▸ Work instructions: Gather up the lines that contain "this".

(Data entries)
____________

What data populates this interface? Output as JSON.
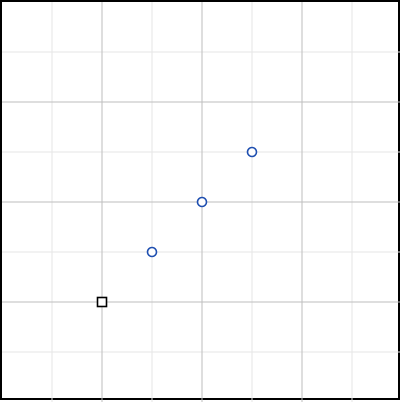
{
  "canvas": {
    "background": "#ffffff",
    "frame_color": "#000000"
  },
  "grid": {
    "minor_color": "#e6e6e6",
    "major_color": "#bdbdbd",
    "visible": true
  },
  "points": [
    {
      "id": "point-1",
      "col": 3,
      "row": 5,
      "marker": "circle",
      "color": "#1f4fb0"
    },
    {
      "id": "point-2",
      "col": 4,
      "row": 4,
      "marker": "circle",
      "color": "#1f4fb0"
    },
    {
      "id": "point-3",
      "col": 5,
      "row": 3,
      "marker": "circle",
      "color": "#1f4fb0"
    }
  ],
  "cursor": {
    "col": 2,
    "row": 6,
    "marker": "square",
    "color": "#000000",
    "icon": "square-cursor-icon"
  }
}
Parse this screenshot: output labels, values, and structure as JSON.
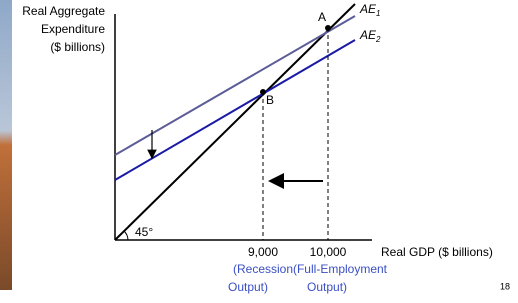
{
  "y_axis_label": [
    "Real Aggregate",
    "Expenditure",
    "($ billions)"
  ],
  "x_axis_label": "Real GDP ($ billions)",
  "lines": [
    {
      "label": "AE",
      "subscript": "1"
    },
    {
      "label": "AE",
      "subscript": "2"
    }
  ],
  "points": [
    {
      "label": "A"
    },
    {
      "label": "B"
    }
  ],
  "x_marks": [
    {
      "label": "9,000",
      "note": [
        "(Recession",
        "Output)"
      ]
    },
    {
      "label": "10,000",
      "note": [
        "(Full-Employment",
        "Output)"
      ]
    }
  ],
  "angle_label": "45°",
  "page_number": "18"
}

____________

▸ Problem solution:
What data populates this interface? Output as JSON.
Parse this screenshot: output labels, values, and structure as JSON.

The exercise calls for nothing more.